### REQUIREMENT
Write out the whole listing again, exactly as given.

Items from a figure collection
━━━━━━

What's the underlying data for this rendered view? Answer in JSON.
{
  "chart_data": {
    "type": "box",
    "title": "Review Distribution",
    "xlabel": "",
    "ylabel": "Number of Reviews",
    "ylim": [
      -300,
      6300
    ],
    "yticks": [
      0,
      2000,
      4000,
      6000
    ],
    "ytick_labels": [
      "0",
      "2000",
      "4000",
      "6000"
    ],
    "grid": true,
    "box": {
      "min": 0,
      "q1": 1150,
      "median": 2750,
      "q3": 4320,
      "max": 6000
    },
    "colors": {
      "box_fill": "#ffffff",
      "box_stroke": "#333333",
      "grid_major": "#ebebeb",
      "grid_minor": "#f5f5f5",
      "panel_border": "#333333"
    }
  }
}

━━━━━━

### EXERCISE RESPONSE
What's the underlying data for this rendered view? Answer in JSON.
{
  "chart_data": {
    "type": "box",
    "title": "Review Distribution",
    "xlabel": "",
    "ylabel": "Number of Reviews",
    "ylim": [
      -300,
      6300
    ],
    "yticks": [
      0,
      2000,
      4000,
      6000
    ],
    "ytick_labels": [
      "0",
      "2000",
      "4000",
      "6000"
    ],
    "grid": true,
    "box": {
      "min": 0,
      "q1": 1150,
      "median": 2750,
      "q3": 4320,
      "max": 6000
    },
    "colors": {
      "box_fill": "#ffffff",
      "box_stroke": "#333333",
      "grid_major": "#ebebeb",
      "grid_minor": "#f5f5f5",
      "panel_border": "#333333"
    }
  }
}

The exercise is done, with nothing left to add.